INPUT MATERIAL
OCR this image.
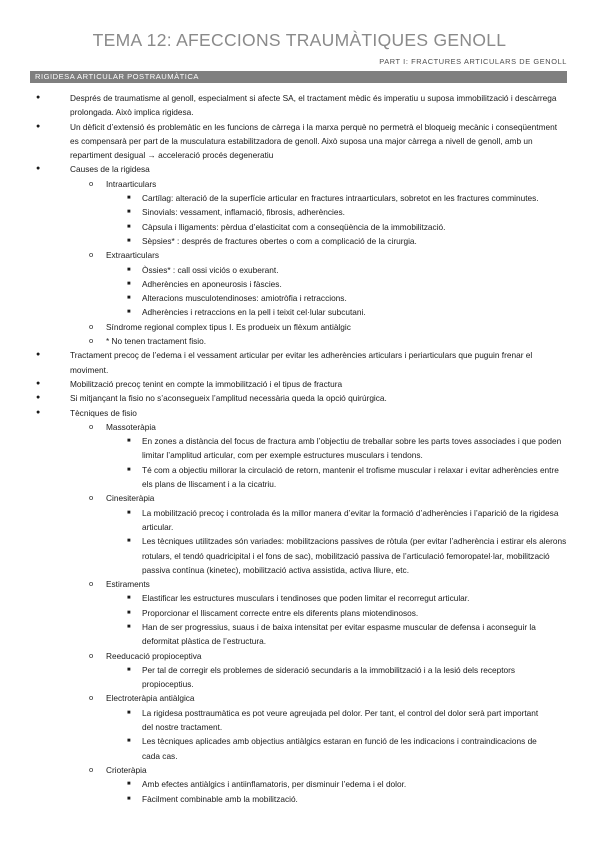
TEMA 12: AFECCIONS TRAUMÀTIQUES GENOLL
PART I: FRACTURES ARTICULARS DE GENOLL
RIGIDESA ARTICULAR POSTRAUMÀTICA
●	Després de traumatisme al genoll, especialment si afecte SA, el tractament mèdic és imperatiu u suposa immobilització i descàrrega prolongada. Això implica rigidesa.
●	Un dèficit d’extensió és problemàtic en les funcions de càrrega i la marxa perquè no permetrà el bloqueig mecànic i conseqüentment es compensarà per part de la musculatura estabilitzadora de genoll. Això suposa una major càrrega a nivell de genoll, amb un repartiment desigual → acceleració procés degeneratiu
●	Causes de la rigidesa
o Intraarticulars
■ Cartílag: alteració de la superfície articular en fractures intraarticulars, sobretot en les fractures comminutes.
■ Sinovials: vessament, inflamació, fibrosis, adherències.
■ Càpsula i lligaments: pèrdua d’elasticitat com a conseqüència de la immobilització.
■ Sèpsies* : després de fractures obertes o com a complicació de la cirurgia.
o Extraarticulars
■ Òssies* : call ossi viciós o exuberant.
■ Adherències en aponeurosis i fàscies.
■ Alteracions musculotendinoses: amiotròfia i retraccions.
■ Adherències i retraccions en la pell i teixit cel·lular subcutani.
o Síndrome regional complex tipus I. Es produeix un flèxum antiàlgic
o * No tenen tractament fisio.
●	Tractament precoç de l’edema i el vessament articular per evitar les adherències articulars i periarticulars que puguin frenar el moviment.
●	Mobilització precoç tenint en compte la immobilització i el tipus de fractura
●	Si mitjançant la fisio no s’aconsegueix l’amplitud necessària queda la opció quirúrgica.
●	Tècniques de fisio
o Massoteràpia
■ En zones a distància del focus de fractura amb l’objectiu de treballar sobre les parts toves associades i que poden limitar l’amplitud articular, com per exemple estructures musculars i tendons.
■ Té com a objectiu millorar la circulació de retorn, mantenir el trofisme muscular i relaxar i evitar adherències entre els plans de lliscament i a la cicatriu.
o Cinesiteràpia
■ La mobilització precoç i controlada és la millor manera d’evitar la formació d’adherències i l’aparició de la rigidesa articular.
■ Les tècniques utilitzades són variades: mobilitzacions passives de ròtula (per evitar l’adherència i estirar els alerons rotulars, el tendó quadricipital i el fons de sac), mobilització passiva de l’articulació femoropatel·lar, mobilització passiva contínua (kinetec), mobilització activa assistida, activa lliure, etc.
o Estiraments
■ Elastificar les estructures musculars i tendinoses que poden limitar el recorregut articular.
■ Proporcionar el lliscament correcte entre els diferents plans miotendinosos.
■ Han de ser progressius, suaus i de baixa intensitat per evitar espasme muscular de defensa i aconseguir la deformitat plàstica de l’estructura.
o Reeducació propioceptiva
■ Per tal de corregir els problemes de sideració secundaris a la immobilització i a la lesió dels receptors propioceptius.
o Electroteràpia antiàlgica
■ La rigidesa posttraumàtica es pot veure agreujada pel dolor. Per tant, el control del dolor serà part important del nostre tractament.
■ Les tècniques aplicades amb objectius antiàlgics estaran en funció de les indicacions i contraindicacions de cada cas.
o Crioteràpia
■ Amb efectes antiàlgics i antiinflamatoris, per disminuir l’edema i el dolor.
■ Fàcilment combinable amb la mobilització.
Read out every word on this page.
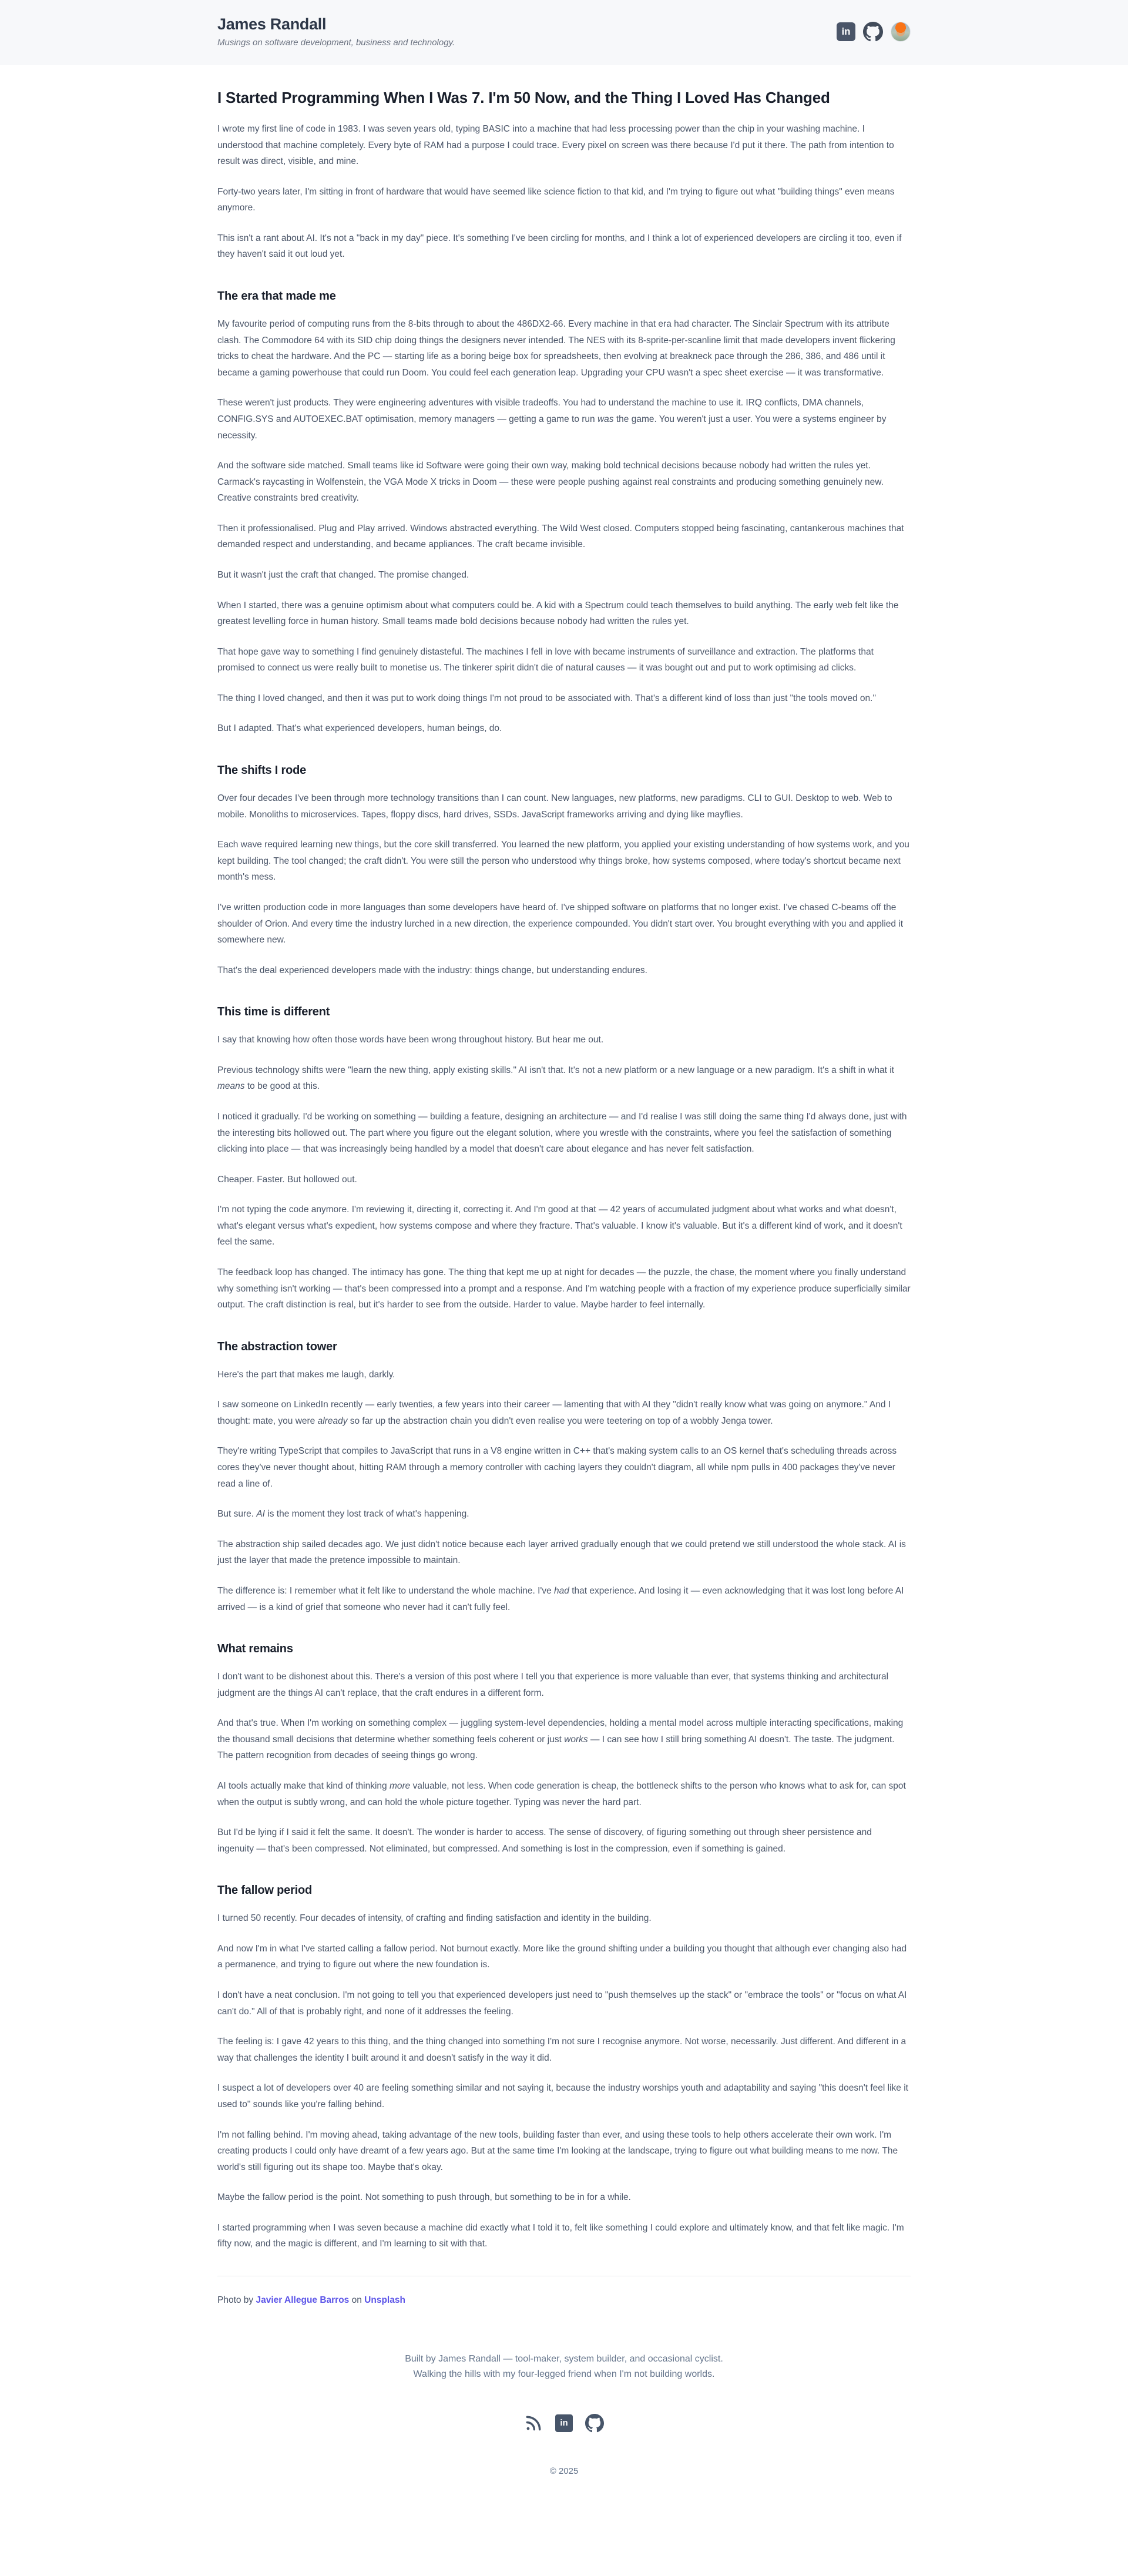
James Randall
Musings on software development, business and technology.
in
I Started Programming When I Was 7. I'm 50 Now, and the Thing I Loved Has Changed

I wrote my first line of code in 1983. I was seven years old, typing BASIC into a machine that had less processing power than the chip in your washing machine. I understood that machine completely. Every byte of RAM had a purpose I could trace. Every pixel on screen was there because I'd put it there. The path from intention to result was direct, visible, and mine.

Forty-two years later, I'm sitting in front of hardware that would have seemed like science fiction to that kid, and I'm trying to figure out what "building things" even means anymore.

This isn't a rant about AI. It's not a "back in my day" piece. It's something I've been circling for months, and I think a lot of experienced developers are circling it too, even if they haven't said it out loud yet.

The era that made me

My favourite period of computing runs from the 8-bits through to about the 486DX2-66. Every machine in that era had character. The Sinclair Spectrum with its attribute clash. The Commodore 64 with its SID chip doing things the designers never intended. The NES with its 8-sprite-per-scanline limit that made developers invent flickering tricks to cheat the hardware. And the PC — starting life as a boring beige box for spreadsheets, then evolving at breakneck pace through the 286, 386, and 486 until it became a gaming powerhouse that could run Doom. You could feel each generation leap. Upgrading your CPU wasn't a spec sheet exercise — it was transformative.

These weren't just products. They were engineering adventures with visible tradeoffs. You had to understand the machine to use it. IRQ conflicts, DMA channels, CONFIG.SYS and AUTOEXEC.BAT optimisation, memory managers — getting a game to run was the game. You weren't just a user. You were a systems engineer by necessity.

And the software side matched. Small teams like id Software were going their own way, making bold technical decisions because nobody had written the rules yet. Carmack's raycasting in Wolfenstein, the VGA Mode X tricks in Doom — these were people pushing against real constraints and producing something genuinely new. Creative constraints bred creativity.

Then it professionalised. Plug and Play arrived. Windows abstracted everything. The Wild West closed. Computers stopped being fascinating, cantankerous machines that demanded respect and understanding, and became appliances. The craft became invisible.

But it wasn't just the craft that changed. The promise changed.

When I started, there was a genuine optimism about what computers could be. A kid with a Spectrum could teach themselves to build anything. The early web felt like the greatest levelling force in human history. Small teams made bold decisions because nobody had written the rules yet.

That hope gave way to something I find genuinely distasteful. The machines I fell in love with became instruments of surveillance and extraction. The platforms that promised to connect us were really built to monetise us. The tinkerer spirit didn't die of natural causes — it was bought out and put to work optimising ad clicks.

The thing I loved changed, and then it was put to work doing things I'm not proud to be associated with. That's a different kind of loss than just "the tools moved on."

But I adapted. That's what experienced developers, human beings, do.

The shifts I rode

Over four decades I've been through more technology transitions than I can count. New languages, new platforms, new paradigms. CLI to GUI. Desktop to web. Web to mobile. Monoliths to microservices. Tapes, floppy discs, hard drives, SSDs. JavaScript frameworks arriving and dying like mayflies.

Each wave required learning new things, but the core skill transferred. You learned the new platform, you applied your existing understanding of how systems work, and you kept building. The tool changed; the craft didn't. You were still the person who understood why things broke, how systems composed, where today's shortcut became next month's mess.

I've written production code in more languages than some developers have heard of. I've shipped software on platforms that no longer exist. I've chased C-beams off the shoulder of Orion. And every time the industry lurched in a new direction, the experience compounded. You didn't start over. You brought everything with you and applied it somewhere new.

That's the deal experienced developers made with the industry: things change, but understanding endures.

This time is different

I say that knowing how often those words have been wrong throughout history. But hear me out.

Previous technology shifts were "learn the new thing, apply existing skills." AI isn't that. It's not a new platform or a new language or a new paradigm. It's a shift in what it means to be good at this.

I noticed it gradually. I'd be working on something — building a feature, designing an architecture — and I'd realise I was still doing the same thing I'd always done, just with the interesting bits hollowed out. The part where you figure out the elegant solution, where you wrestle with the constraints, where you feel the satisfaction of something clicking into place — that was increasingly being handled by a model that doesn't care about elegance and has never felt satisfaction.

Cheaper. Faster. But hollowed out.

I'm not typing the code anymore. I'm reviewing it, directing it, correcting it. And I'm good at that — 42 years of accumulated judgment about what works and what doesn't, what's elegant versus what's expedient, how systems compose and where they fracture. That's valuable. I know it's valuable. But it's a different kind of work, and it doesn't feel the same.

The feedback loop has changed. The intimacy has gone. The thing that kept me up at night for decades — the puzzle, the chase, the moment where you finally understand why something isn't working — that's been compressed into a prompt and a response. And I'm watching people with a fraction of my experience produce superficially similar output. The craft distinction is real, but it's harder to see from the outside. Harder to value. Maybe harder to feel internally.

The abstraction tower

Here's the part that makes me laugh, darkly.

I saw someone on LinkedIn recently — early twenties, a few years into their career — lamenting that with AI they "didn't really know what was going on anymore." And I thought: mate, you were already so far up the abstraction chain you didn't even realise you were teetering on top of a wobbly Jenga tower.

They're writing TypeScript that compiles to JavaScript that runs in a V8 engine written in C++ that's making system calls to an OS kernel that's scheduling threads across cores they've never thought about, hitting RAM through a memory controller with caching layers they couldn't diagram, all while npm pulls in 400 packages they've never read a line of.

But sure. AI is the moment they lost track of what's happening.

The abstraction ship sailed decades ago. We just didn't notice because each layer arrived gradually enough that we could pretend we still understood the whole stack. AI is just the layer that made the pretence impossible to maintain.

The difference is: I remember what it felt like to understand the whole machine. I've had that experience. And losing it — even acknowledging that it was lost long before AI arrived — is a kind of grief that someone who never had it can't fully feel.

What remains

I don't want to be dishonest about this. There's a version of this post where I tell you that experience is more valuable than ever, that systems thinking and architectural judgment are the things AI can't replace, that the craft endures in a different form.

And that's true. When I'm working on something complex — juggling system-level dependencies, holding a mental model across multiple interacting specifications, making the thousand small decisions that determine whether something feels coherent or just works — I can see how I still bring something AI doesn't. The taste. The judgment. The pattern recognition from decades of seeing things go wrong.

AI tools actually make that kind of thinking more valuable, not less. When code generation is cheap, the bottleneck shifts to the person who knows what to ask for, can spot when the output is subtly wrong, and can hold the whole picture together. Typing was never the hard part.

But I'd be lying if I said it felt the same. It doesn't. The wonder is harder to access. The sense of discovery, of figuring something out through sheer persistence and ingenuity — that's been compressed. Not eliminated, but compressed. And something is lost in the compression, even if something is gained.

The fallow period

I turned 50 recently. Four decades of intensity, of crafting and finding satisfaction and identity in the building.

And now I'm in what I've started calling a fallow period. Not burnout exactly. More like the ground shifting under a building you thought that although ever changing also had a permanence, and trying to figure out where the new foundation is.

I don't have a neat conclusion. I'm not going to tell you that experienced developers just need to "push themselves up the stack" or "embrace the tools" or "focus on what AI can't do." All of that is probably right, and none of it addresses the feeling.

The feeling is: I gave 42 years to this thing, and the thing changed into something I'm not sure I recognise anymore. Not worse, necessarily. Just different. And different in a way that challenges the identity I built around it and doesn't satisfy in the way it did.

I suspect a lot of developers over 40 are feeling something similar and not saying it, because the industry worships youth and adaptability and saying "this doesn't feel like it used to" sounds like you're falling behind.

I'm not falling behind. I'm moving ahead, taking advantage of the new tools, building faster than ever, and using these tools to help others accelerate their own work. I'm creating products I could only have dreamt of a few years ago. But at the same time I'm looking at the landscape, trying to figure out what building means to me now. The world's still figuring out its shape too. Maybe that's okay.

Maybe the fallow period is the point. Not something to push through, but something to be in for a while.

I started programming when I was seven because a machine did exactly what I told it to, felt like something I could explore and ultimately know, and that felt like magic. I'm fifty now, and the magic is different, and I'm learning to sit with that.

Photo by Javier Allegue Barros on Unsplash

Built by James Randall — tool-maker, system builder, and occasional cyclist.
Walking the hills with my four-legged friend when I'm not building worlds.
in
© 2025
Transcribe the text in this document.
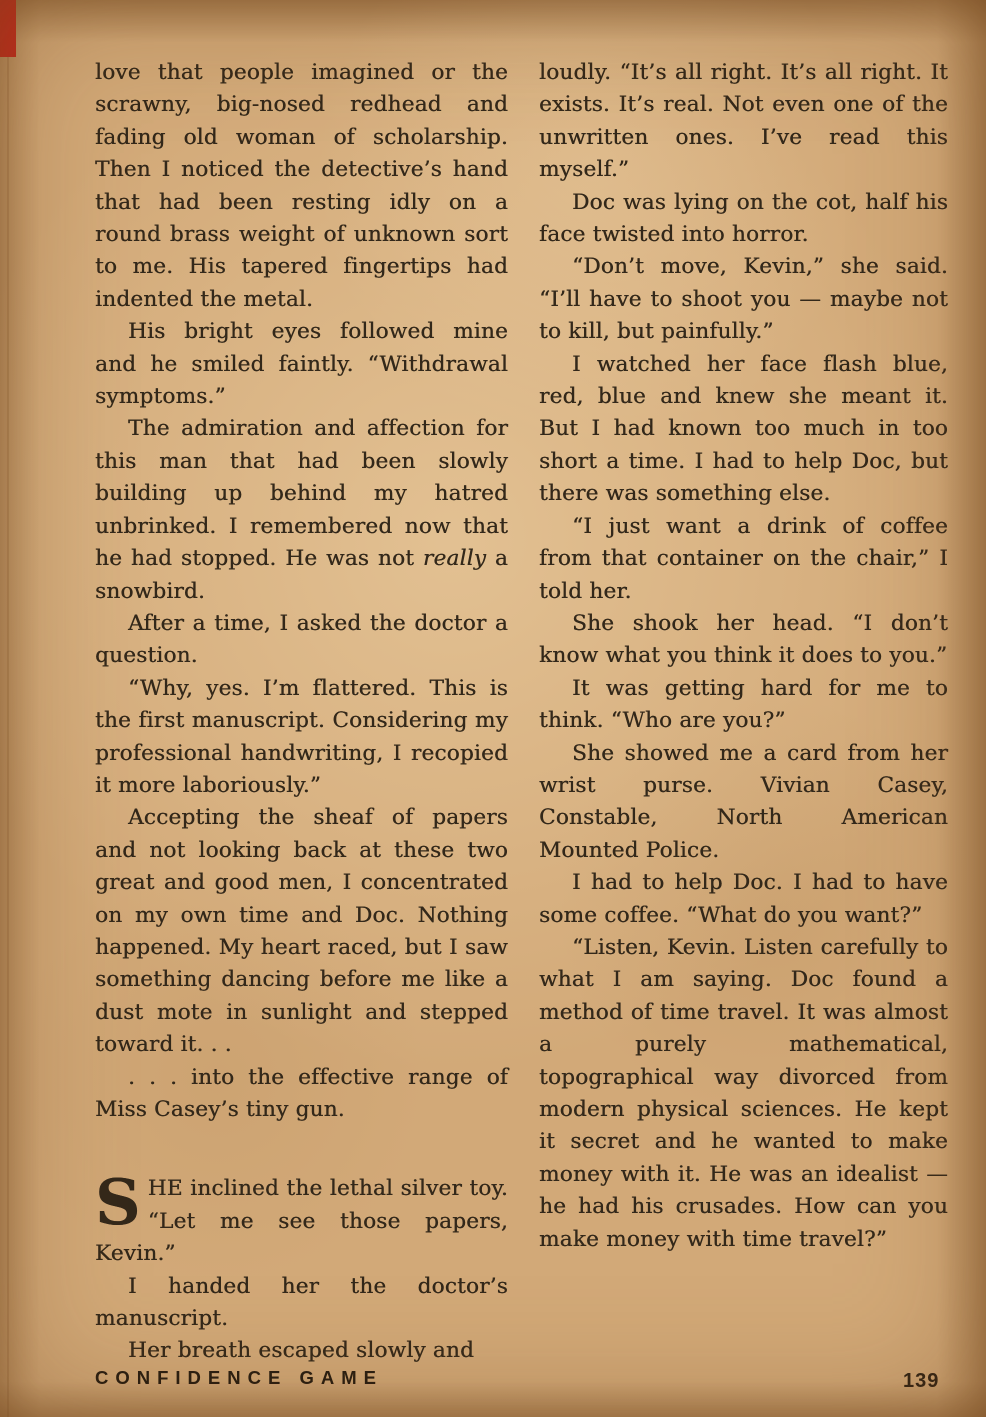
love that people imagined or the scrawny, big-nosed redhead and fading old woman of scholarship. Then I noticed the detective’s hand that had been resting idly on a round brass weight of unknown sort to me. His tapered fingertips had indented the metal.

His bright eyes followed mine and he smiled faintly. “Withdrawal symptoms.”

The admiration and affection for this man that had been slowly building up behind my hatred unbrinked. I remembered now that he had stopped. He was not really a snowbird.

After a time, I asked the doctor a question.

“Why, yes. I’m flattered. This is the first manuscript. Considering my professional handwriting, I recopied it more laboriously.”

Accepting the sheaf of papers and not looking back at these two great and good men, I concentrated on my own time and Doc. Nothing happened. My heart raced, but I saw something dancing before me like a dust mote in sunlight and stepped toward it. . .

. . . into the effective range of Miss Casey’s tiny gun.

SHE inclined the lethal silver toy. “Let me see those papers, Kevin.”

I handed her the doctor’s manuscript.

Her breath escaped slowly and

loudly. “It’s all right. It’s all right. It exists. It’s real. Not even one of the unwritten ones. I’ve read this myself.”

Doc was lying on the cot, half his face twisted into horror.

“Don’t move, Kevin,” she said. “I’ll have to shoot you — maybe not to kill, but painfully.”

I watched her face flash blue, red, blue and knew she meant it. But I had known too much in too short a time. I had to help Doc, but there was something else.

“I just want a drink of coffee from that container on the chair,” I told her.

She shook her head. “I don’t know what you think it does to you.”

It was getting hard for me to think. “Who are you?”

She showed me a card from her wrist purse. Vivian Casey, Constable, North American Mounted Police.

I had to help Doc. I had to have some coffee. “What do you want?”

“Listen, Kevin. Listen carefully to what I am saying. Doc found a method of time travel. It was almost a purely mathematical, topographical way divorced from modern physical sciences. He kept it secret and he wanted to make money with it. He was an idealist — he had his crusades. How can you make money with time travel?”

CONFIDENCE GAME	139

WHAT YOU NEED TO DO
What is the number of lines in the records that contain the word "products"? Answer with the number and nothing else.

WRITTEN REPLY
2